(Data entries)
-=-=-=-=-

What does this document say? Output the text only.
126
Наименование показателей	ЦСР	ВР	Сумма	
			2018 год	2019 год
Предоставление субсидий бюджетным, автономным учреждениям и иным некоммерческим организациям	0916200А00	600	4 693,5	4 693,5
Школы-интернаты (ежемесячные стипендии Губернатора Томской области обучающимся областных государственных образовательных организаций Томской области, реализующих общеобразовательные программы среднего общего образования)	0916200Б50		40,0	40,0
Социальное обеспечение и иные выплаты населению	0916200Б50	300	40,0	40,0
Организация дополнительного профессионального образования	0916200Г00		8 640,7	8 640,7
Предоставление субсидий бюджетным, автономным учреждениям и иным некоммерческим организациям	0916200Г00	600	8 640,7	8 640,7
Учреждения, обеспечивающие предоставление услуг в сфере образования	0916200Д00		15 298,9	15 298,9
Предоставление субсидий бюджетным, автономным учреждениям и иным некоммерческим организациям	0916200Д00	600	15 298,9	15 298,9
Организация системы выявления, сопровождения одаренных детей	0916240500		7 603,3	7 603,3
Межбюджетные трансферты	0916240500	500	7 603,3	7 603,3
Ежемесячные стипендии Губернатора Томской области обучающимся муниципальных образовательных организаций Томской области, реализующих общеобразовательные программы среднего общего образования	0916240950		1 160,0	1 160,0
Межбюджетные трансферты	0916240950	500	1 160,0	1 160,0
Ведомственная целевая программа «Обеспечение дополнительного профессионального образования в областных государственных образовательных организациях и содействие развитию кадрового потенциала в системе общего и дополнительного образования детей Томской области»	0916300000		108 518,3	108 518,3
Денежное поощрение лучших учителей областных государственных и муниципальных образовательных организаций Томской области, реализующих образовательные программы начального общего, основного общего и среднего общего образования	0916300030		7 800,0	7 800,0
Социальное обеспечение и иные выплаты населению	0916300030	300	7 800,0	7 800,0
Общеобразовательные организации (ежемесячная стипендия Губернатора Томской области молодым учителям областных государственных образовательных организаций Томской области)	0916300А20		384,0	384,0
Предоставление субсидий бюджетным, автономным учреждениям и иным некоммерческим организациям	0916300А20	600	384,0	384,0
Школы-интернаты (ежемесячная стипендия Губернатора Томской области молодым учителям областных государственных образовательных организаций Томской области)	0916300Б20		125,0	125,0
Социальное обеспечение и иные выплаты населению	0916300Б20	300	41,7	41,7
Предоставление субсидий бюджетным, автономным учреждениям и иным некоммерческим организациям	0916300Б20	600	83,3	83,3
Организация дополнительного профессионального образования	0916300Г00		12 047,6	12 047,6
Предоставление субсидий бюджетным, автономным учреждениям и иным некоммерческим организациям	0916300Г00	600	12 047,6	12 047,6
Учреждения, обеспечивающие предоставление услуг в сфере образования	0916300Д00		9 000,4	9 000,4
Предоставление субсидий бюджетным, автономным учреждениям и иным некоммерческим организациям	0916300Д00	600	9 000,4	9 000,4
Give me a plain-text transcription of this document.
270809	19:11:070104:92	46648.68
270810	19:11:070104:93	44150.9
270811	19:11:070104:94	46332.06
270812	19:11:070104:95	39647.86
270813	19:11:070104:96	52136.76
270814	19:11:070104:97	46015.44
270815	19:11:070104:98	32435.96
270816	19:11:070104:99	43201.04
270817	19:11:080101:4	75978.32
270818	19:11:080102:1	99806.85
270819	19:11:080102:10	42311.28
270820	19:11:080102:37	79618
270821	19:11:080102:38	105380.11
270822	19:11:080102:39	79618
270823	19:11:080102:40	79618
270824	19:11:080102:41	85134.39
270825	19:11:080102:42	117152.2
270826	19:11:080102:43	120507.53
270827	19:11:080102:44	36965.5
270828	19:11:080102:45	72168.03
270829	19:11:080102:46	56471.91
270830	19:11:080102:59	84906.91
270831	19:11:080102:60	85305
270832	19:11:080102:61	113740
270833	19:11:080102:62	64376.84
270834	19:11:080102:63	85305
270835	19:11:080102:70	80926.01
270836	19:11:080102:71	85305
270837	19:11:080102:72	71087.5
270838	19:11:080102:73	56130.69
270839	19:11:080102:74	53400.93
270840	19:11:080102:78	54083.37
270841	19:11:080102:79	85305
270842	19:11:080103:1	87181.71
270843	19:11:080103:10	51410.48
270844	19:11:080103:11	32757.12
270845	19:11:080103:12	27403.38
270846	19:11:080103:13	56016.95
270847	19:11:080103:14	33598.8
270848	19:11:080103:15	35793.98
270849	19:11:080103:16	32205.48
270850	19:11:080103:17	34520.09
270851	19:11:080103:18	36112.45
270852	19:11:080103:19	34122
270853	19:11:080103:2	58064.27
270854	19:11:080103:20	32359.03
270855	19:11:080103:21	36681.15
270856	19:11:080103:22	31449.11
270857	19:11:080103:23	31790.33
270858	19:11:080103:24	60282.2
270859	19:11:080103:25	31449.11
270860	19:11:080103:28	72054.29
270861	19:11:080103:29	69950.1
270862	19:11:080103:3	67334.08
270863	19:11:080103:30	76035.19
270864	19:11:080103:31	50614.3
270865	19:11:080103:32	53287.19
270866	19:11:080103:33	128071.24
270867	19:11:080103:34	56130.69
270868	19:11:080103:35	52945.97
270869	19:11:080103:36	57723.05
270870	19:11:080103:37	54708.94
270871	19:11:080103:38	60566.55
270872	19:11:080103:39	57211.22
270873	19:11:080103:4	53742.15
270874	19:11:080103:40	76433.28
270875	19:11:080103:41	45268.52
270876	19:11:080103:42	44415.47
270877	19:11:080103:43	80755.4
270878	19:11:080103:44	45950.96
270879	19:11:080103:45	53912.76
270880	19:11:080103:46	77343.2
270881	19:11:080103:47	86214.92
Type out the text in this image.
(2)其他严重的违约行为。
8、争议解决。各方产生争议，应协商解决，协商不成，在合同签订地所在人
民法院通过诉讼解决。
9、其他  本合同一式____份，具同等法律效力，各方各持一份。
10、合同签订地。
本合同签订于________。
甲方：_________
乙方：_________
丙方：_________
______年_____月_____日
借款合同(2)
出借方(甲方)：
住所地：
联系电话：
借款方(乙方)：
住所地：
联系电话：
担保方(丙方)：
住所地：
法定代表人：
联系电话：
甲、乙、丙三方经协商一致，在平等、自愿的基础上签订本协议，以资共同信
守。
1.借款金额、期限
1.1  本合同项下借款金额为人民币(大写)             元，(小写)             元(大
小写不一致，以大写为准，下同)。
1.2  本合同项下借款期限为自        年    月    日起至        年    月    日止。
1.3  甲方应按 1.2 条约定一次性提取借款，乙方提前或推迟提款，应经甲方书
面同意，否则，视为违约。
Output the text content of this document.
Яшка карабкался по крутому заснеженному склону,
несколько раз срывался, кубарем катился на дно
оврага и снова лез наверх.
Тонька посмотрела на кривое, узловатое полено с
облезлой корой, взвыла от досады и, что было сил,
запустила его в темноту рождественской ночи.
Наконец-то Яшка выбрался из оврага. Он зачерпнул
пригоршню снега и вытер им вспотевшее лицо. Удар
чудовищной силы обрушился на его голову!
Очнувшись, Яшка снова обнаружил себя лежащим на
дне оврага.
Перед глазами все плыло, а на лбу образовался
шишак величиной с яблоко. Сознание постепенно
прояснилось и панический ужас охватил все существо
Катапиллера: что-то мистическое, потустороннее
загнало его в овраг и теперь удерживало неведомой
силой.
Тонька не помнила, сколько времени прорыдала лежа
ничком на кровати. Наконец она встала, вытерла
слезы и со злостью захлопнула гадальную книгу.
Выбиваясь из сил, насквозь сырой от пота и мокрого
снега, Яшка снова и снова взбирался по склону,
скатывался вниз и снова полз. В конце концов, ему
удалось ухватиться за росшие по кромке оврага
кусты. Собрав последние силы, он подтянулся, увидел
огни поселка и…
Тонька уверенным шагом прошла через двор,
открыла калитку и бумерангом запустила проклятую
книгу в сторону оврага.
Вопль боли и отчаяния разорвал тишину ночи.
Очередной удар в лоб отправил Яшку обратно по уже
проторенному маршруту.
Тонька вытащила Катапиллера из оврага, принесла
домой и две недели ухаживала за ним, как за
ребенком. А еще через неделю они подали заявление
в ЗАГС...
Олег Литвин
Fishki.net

-=-=-=-=-

• Stated goal:
Filter lines by "сфере" and return each hit.

• Finished exercise:
Учреждения, обеспечивающие предоставление услуг в сфере образования	0916200Д00		15 298,9	15 298,9
Учреждения, обеспечивающие предоставление услуг в сфере образования	0916300Д00		9 000,4	9 000,4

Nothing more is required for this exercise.